-- begin Items --

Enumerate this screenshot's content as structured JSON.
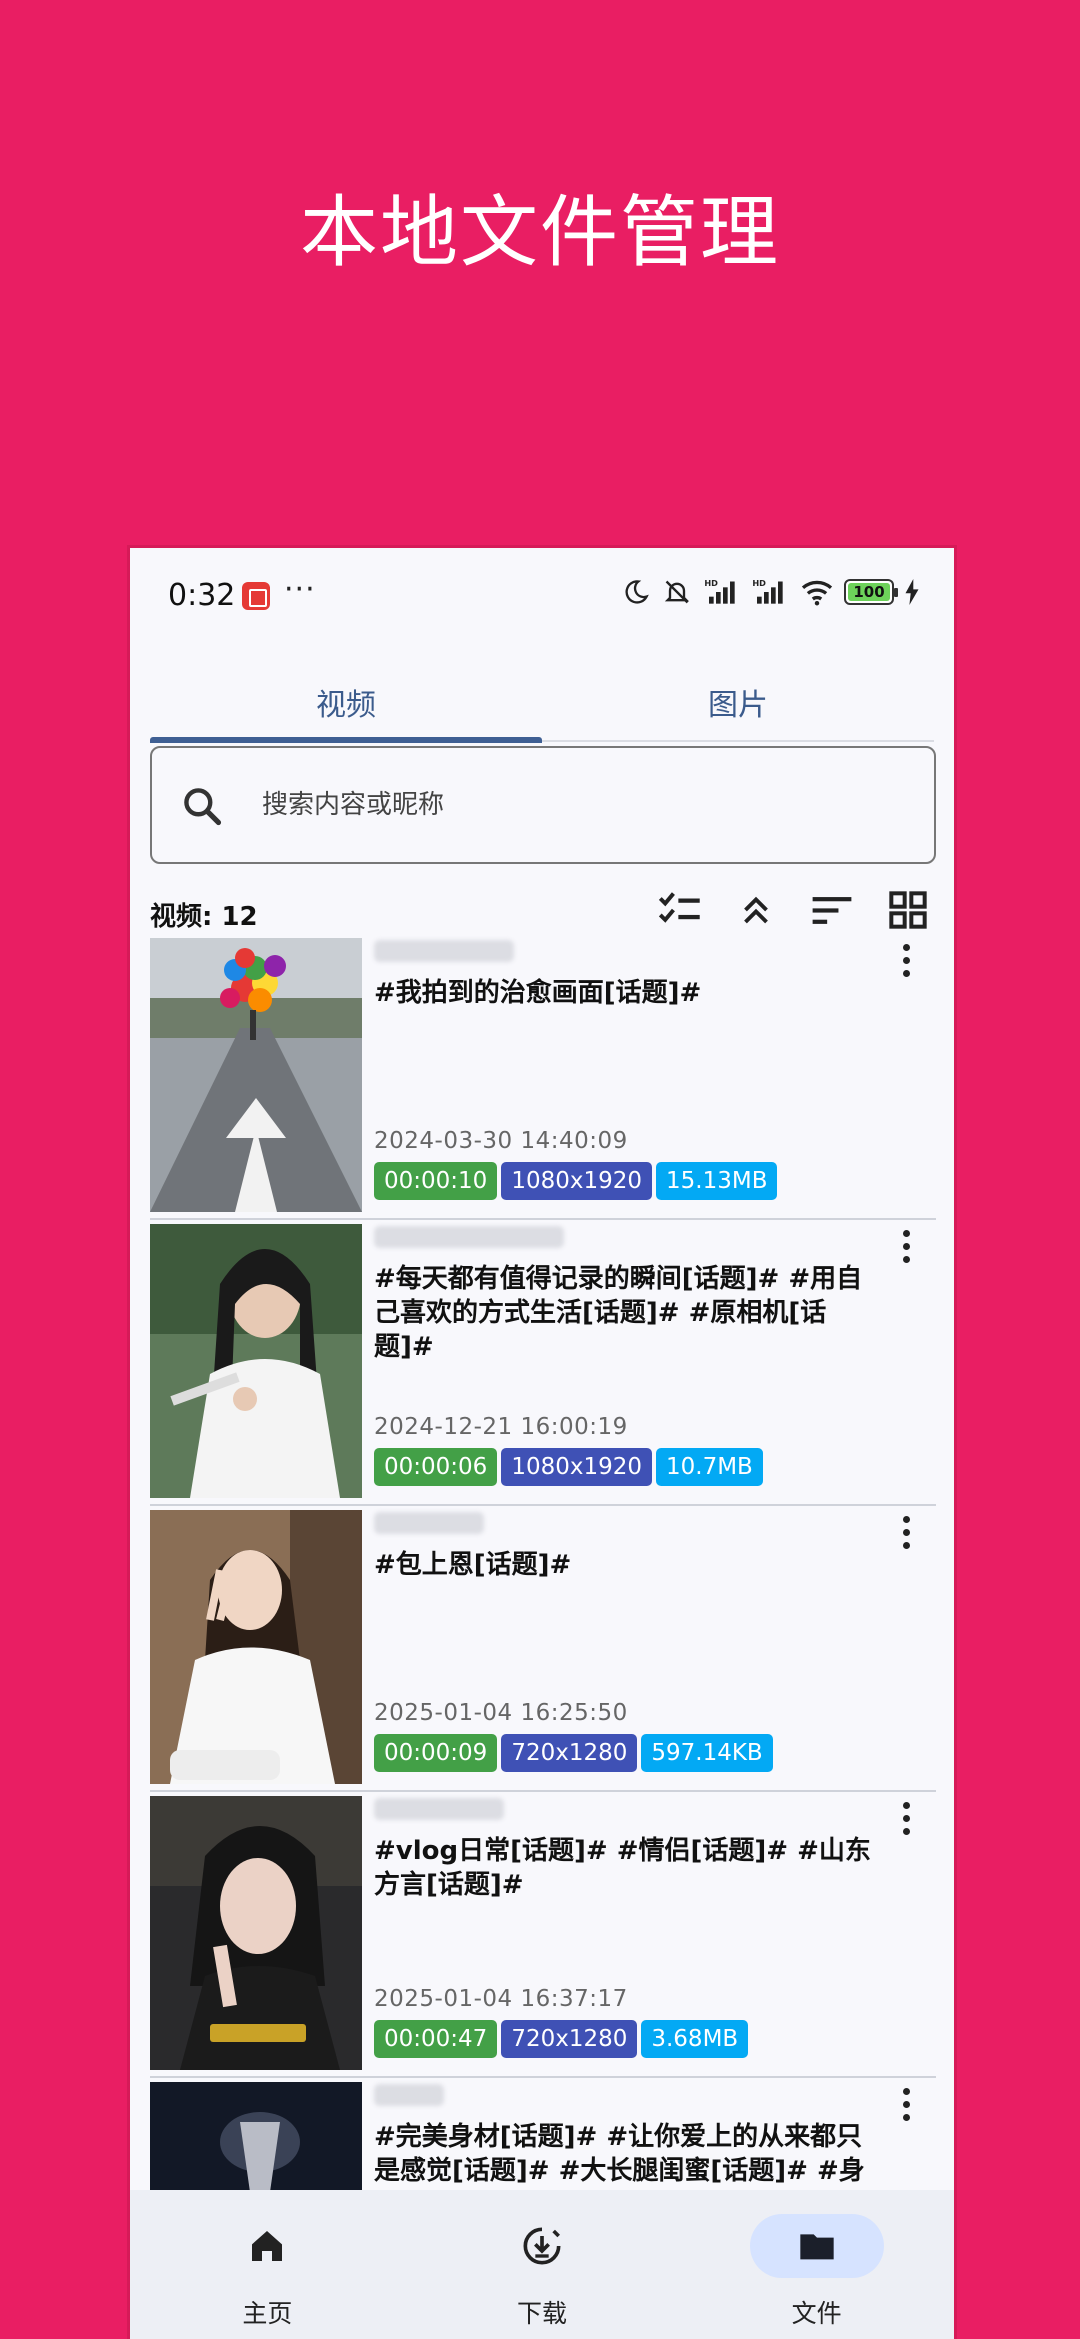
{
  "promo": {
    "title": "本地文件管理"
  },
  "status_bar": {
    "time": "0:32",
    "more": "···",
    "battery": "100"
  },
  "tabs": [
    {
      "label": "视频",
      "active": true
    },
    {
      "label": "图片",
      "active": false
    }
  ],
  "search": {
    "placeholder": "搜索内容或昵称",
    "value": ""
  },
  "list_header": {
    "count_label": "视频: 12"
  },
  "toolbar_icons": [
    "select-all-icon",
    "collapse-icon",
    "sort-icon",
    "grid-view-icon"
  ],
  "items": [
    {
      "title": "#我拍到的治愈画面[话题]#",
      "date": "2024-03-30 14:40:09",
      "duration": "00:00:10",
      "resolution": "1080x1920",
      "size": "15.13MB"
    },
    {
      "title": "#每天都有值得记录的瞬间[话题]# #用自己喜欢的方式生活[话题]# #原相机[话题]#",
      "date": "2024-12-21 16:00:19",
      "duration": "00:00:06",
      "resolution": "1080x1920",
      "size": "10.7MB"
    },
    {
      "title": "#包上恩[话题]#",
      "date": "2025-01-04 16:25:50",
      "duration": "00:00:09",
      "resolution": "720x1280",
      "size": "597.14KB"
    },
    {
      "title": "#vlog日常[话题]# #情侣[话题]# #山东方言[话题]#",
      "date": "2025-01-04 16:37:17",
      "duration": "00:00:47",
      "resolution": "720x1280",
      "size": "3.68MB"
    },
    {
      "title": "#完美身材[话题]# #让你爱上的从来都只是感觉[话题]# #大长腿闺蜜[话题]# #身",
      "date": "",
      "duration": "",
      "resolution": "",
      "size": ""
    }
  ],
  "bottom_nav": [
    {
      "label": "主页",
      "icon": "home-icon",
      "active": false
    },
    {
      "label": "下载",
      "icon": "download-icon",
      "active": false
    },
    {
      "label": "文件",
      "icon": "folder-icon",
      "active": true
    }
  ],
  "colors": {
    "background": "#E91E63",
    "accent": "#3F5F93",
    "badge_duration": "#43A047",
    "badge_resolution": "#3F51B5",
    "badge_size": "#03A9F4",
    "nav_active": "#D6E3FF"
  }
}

-- end Items --

- _Problem requirements_: Output all of the records exactly as they appear above, but not the pictures.

- _Result of this exercise_:
Enumerate this screenshot's content as structured JSON.
{
  "promo": {
    "title": "本地文件管理"
  },
  "status_bar": {
    "time": "0:32",
    "more": "···",
    "battery": "100"
  },
  "tabs": [
    {
      "label": "视频",
      "active": true
    },
    {
      "label": "图片",
      "active": false
    }
  ],
  "search": {
    "placeholder": "搜索内容或昵称",
    "value": ""
  },
  "list_header": {
    "count_label": "视频: 12"
  },
  "toolbar_icons": [
    "select-all-icon",
    "collapse-icon",
    "sort-icon",
    "grid-view-icon"
  ],
  "items": [
    {
      "title": "#我拍到的治愈画面[话题]#",
      "date": "2024-03-30 14:40:09",
      "duration": "00:00:10",
      "resolution": "1080x1920",
      "size": "15.13MB"
    },
    {
      "title": "#每天都有值得记录的瞬间[话题]# #用自己喜欢的方式生活[话题]# #原相机[话题]#",
      "date": "2024-12-21 16:00:19",
      "duration": "00:00:06",
      "resolution": "1080x1920",
      "size": "10.7MB"
    },
    {
      "title": "#包上恩[话题]#",
      "date": "2025-01-04 16:25:50",
      "duration": "00:00:09",
      "resolution": "720x1280",
      "size": "597.14KB"
    },
    {
      "title": "#vlog日常[话题]# #情侣[话题]# #山东方言[话题]#",
      "date": "2025-01-04 16:37:17",
      "duration": "00:00:47",
      "resolution": "720x1280",
      "size": "3.68MB"
    },
    {
      "title": "#完美身材[话题]# #让你爱上的从来都只是感觉[话题]# #大长腿闺蜜[话题]# #身",
      "date": "",
      "duration": "",
      "resolution": "",
      "size": ""
    }
  ],
  "bottom_nav": [
    {
      "label": "主页",
      "icon": "home-icon",
      "active": false
    },
    {
      "label": "下载",
      "icon": "download-icon",
      "active": false
    },
    {
      "label": "文件",
      "icon": "folder-icon",
      "active": true
    }
  ],
  "colors": {
    "background": "#E91E63",
    "accent": "#3F5F93",
    "badge_duration": "#43A047",
    "badge_resolution": "#3F51B5",
    "badge_size": "#03A9F4",
    "nav_active": "#D6E3FF"
  }
}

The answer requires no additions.